## Task goal
Start with the line containing "Output the text content of this document." and write out each line through the end of the listing, exactly as given.

[A run of records]
⟨
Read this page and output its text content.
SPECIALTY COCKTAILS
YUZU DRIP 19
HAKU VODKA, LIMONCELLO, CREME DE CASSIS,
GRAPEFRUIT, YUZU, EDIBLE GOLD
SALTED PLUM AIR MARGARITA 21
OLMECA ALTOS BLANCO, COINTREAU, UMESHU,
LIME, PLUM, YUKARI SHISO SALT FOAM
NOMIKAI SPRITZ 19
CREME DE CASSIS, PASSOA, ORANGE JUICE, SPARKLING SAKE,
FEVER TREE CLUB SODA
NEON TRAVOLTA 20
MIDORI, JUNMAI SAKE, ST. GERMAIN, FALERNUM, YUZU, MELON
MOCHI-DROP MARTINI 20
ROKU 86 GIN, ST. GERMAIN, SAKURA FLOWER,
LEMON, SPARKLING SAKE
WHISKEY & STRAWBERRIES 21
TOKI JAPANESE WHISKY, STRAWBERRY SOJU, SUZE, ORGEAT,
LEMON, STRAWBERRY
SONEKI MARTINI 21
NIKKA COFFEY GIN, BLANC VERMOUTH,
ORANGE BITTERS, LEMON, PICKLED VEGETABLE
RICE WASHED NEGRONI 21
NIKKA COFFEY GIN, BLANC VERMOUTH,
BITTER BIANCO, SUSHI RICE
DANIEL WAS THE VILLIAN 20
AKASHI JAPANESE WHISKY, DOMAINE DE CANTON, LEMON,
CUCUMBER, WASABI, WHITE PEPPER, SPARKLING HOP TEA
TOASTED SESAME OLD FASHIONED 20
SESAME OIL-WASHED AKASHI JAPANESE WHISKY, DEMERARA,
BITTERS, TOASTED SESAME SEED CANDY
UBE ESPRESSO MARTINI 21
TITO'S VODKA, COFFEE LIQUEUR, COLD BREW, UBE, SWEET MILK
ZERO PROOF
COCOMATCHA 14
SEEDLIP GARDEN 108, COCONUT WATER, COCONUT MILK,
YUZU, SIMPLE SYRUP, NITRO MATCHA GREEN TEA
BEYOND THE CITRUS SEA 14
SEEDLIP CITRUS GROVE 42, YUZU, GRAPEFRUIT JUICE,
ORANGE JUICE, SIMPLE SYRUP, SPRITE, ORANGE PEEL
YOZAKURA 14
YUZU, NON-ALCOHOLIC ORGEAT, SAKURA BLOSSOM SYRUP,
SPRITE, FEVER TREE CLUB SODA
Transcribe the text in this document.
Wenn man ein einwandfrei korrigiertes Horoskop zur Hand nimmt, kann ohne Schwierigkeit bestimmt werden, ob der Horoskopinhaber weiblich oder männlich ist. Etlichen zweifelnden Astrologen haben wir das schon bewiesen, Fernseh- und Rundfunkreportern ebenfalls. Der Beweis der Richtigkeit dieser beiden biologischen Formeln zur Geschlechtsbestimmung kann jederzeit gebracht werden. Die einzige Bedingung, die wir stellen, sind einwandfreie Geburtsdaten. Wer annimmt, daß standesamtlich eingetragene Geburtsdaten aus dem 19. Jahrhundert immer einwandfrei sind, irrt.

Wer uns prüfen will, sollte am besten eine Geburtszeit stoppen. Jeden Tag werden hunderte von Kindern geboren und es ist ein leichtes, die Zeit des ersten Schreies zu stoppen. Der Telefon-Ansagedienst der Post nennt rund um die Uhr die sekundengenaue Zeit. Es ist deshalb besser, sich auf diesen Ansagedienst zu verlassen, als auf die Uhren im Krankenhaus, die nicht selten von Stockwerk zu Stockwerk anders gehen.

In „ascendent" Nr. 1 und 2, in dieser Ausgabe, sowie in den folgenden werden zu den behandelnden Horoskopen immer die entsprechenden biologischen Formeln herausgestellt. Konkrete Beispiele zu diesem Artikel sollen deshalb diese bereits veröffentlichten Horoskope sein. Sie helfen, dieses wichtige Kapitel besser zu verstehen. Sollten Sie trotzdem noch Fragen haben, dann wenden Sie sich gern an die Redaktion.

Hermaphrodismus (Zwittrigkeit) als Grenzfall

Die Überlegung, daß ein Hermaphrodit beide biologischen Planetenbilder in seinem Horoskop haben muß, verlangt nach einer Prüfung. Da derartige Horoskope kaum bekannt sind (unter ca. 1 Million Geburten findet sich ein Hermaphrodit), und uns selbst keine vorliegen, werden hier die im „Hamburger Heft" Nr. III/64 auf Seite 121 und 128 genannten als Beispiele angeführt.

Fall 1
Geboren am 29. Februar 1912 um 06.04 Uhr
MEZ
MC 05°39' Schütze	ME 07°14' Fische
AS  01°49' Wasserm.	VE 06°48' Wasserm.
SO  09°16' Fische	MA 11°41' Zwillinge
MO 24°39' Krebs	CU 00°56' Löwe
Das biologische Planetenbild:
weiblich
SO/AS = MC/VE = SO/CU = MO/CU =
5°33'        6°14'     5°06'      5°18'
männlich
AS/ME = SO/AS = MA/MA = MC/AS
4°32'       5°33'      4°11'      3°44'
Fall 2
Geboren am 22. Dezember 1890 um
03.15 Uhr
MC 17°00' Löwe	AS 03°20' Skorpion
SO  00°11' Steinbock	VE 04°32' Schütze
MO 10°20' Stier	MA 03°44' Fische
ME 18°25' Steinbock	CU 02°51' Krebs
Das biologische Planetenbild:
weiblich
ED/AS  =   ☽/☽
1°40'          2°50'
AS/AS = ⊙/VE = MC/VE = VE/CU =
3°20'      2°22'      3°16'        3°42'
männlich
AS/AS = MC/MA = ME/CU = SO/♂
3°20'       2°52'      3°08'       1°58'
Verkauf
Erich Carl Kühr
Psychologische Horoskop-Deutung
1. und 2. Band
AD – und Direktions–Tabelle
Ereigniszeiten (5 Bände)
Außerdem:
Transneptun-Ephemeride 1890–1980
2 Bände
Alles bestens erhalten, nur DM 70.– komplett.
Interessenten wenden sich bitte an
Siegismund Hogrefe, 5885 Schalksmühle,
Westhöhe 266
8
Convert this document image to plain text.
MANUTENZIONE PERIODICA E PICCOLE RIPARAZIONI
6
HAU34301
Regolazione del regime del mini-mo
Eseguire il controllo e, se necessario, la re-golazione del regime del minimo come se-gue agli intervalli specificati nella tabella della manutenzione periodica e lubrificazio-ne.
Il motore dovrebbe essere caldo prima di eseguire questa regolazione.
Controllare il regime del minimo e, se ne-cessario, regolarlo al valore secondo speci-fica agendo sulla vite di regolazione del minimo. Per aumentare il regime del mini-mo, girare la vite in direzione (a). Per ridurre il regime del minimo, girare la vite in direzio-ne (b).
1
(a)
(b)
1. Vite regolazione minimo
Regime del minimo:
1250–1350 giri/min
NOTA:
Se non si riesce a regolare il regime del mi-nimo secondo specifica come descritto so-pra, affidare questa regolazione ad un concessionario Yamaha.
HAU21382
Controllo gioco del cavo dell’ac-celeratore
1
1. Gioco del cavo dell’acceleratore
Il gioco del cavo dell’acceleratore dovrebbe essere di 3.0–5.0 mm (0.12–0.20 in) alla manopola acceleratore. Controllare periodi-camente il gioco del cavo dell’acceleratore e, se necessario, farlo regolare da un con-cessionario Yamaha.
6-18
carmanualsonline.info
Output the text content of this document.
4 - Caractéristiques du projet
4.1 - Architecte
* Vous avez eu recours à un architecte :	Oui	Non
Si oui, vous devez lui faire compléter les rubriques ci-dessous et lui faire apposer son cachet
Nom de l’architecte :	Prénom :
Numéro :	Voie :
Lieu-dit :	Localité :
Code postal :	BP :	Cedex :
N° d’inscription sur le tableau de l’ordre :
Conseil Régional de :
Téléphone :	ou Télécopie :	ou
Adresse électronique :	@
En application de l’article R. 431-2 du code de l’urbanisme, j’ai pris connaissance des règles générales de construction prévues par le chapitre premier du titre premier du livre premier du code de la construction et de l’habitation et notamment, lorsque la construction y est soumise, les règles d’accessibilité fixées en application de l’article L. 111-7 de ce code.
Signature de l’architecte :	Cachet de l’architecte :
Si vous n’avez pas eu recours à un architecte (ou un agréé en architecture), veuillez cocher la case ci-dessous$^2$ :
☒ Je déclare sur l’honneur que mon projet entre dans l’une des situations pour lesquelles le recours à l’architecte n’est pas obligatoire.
⟩
## Complete response
Output the text content of this document.
4 - Caractéristiques du projet
4.1 - Architecte
* Vous avez eu recours à un architecte :	Oui	Non
Si oui, vous devez lui faire compléter les rubriques ci-dessous et lui faire apposer son cachet
Nom de l’architecte :	Prénom :
Numéro :	Voie :
Lieu-dit :	Localité :
Code postal :	BP :	Cedex :
N° d’inscription sur le tableau de l’ordre :
Conseil Régional de :
Téléphone :	ou Télécopie :	ou
Adresse électronique :	@
En application de l’article R. 431-2 du code de l’urbanisme, j’ai pris connaissance des règles générales de construction prévues par le chapitre premier du titre premier du livre premier du code de la construction et de l’habitation et notamment, lorsque la construction y est soumise, les règles d’accessibilité fixées en application de l’article L. 111-7 de ce code.
Signature de l’architecte :	Cachet de l’architecte :
Si vous n’avez pas eu recours à un architecte (ou un agréé en architecture), veuillez cocher la case ci-dessous$^2$ :
☒ Je déclare sur l’honneur que mon projet entre dans l’une des situations pour lesquelles le recours à l’architecte n’est pas obligatoire.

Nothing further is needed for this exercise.